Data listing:
━━━━━━━━━━━━━━━━━━━━━━━━━━━━━━
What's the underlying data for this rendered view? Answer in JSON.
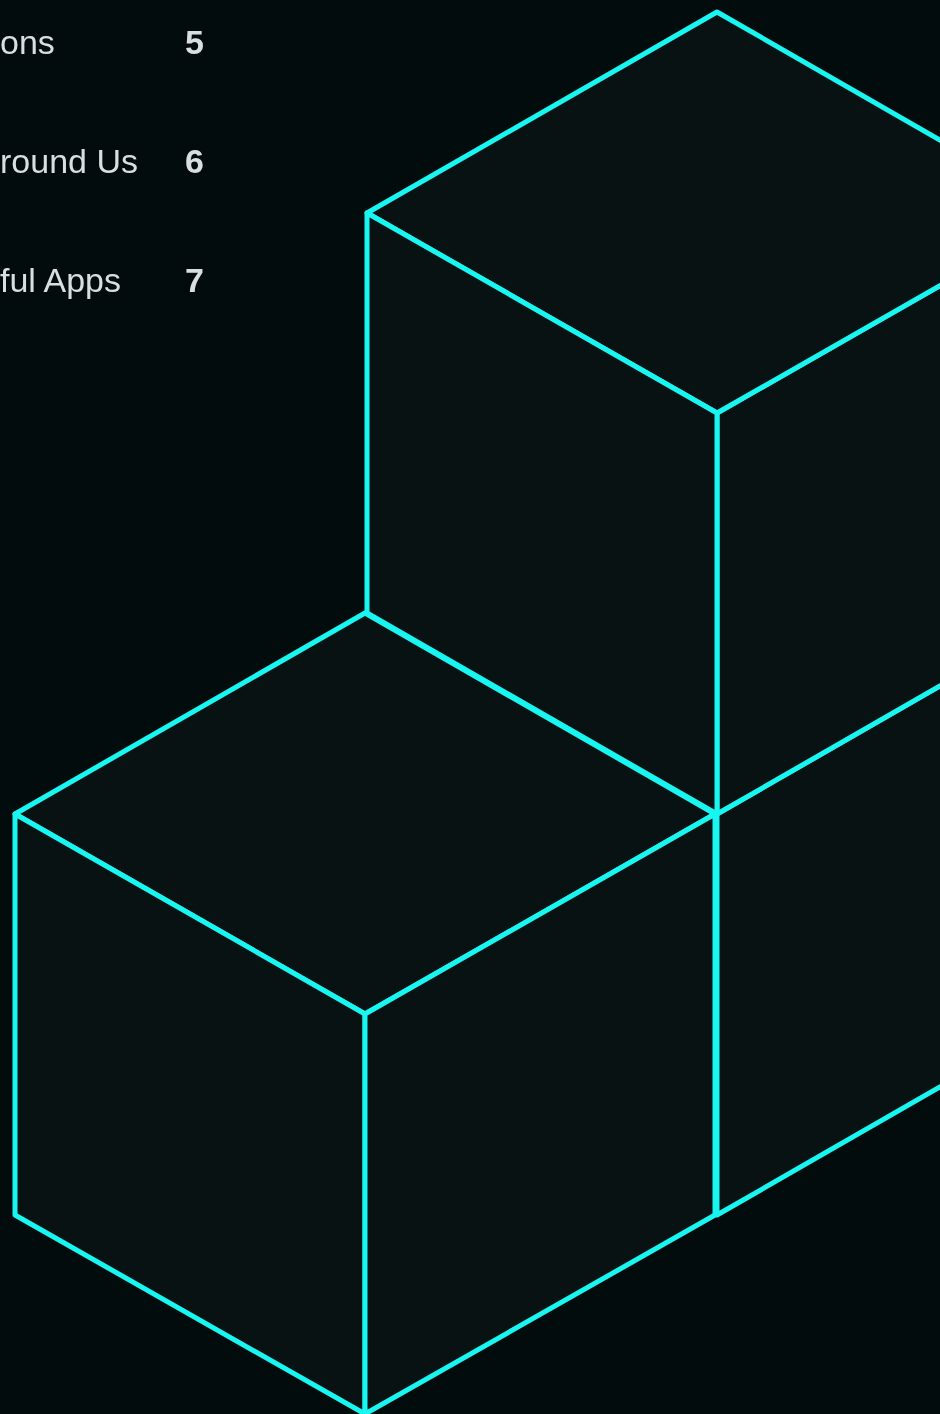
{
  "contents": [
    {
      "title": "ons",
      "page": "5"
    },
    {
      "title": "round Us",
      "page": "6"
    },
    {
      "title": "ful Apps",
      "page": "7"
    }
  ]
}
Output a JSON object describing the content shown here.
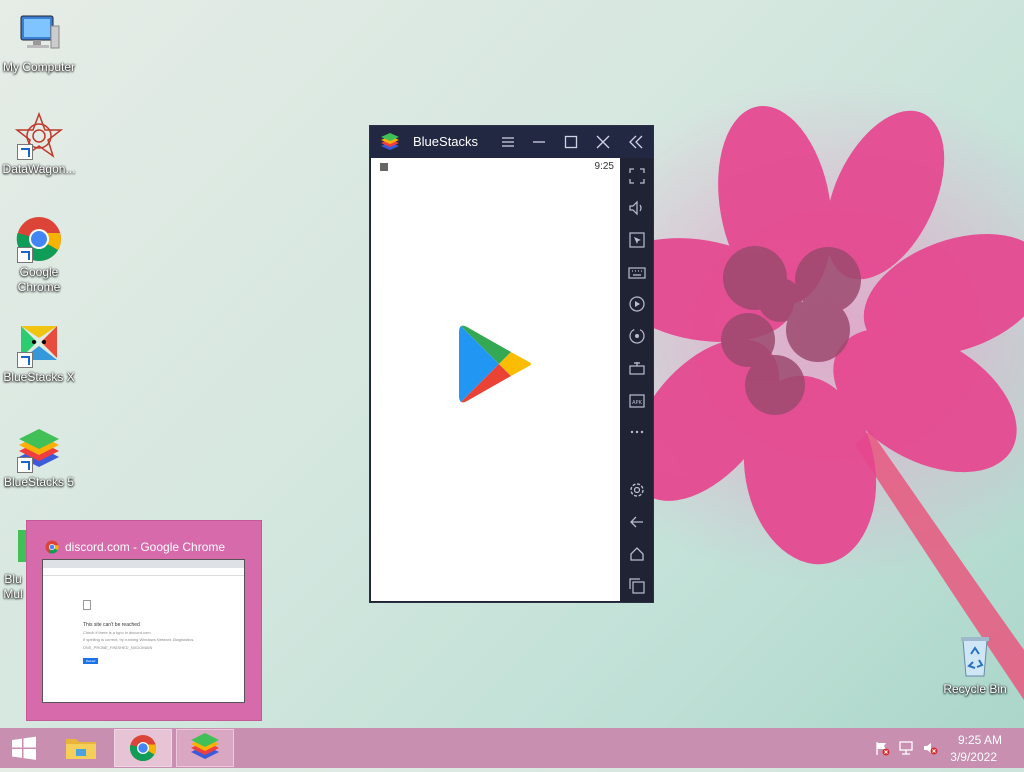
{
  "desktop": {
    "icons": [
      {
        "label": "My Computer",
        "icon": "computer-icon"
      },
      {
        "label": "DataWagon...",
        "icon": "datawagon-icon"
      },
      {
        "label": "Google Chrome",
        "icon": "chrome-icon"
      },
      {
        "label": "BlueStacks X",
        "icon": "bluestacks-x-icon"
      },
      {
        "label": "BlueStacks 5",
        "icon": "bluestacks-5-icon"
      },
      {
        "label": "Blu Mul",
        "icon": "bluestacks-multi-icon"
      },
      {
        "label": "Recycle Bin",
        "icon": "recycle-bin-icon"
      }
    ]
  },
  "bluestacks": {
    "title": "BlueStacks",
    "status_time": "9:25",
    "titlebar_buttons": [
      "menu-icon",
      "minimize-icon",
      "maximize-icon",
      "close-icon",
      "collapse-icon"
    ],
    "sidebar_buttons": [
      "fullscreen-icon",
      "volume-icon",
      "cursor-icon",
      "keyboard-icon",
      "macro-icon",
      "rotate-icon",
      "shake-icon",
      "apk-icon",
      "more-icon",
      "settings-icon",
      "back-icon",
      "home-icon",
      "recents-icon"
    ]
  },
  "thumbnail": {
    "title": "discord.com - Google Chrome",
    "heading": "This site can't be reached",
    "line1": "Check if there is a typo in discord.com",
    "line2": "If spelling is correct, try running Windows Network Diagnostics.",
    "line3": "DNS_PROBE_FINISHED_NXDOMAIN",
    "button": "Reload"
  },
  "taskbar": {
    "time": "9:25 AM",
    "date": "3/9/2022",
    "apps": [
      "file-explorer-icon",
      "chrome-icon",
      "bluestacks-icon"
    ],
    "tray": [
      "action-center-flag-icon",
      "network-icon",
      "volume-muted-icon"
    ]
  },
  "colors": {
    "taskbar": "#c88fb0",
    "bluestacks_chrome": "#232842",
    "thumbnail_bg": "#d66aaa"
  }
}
━━━━━━━━━━━━━━━━━━━━━━━━━━━━━━
◆ Given request ◆
Your copy should repeat each entry above exactly but contain no pictures.

◆ Solution for this problem ◆
What's the underlying data for this rendered view? Answer in JSON.
{
  "contents": [
    {
      "title": "ons",
      "page": "5"
    },
    {
      "title": "round Us",
      "page": "6"
    },
    {
      "title": "ful Apps",
      "page": "7"
    }
  ]
}
Output a JSON object describing the content shown here.
{
  "desktop": {
    "icons": [
      {
        "label": "My Computer",
        "icon": "computer-icon"
      },
      {
        "label": "DataWagon...",
        "icon": "datawagon-icon"
      },
      {
        "label": "Google Chrome",
        "icon": "chrome-icon"
      },
      {
        "label": "BlueStacks X",
        "icon": "bluestacks-x-icon"
      },
      {
        "label": "BlueStacks 5",
        "icon": "bluestacks-5-icon"
      },
      {
        "label": "Blu Mul",
        "icon": "bluestacks-multi-icon"
      },
      {
        "label": "Recycle Bin",
        "icon": "recycle-bin-icon"
      }
    ]
  },
  "bluestacks": {
    "title": "BlueStacks",
    "status_time": "9:25",
    "titlebar_buttons": [
      "menu-icon",
      "minimize-icon",
      "maximize-icon",
      "close-icon",
      "collapse-icon"
    ],
    "sidebar_buttons": [
      "fullscreen-icon",
      "volume-icon",
      "cursor-icon",
      "keyboard-icon",
      "macro-icon",
      "rotate-icon",
      "shake-icon",
      "apk-icon",
      "more-icon",
      "settings-icon",
      "back-icon",
      "home-icon",
      "recents-icon"
    ]
  },
  "thumbnail": {
    "title": "discord.com - Google Chrome",
    "heading": "This site can't be reached",
    "line1": "Check if there is a typo in discord.com",
    "line2": "If spelling is correct, try running Windows Network Diagnostics.",
    "line3": "DNS_PROBE_FINISHED_NXDOMAIN",
    "button": "Reload"
  },
  "taskbar": {
    "time": "9:25 AM",
    "date": "3/9/2022",
    "apps": [
      "file-explorer-icon",
      "chrome-icon",
      "bluestacks-icon"
    ],
    "tray": [
      "action-center-flag-icon",
      "network-icon",
      "volume-muted-icon"
    ]
  },
  "colors": {
    "taskbar": "#c88fb0",
    "bluestacks_chrome": "#232842",
    "thumbnail_bg": "#d66aaa"
  }
}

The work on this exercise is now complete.